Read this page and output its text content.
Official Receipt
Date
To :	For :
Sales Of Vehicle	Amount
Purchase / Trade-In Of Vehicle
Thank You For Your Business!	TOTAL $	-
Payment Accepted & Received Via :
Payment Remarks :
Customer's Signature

==========

*The exercise*.
Quote the whole listing above, leaving nothing out.

*Reply*.
Read this page and output its text content.
Official Receipt
Date
To :	For :
Sales Of Vehicle	Amount
Purchase / Trade-In Of Vehicle
Thank You For Your Business!	TOTAL $	-
Payment Accepted & Received Via :
Payment Remarks :
Customer's Signature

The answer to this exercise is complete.